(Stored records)
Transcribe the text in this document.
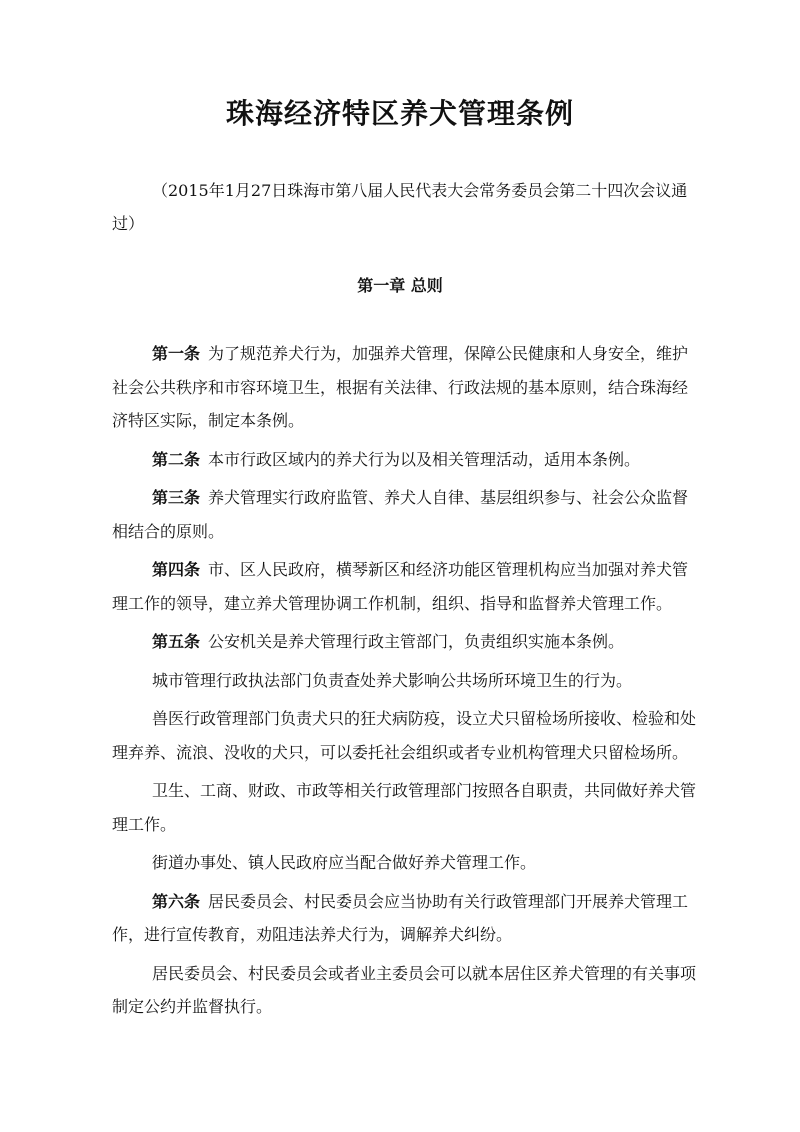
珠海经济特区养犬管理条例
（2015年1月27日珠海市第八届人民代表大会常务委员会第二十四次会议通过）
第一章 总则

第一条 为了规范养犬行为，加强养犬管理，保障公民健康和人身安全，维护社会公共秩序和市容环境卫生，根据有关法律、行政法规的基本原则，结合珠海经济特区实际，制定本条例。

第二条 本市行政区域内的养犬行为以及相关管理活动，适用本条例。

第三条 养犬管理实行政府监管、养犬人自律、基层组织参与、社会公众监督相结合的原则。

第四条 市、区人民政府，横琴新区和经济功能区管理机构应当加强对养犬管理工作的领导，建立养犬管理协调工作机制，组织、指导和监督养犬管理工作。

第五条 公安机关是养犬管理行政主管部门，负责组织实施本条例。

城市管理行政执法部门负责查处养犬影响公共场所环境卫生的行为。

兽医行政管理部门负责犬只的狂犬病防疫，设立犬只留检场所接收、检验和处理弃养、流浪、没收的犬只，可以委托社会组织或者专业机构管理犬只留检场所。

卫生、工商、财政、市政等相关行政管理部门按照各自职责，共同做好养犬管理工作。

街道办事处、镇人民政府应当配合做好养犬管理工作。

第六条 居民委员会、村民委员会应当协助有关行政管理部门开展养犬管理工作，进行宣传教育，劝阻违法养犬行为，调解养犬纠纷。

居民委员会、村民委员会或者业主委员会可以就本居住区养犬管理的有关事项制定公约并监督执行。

(WORK TO DO): Transcribe all of the material exactly, leaving out whatever pictures it contains.

(OUTPUT OF THE EXERCISE):
Transcribe the text in this document.
珠海经济特区养犬管理条例
（2015年1月27日珠海市第八届人民代表大会常务委员会第二十四次会议通过）
第一章 总则

第一条 为了规范养犬行为，加强养犬管理，保障公民健康和人身安全，维护社会公共秩序和市容环境卫生，根据有关法律、行政法规的基本原则，结合珠海经济特区实际，制定本条例。

第二条 本市行政区域内的养犬行为以及相关管理活动，适用本条例。

第三条 养犬管理实行政府监管、养犬人自律、基层组织参与、社会公众监督相结合的原则。

第四条 市、区人民政府，横琴新区和经济功能区管理机构应当加强对养犬管理工作的领导，建立养犬管理协调工作机制，组织、指导和监督养犬管理工作。

第五条 公安机关是养犬管理行政主管部门，负责组织实施本条例。

城市管理行政执法部门负责查处养犬影响公共场所环境卫生的行为。

兽医行政管理部门负责犬只的狂犬病防疫，设立犬只留检场所接收、检验和处理弃养、流浪、没收的犬只，可以委托社会组织或者专业机构管理犬只留检场所。

卫生、工商、财政、市政等相关行政管理部门按照各自职责，共同做好养犬管理工作。

街道办事处、镇人民政府应当配合做好养犬管理工作。

第六条 居民委员会、村民委员会应当协助有关行政管理部门开展养犬管理工作，进行宣传教育，劝阻违法养犬行为，调解养犬纠纷。

居民委员会、村民委员会或者业主委员会可以就本居住区养犬管理的有关事项制定公约并监督执行。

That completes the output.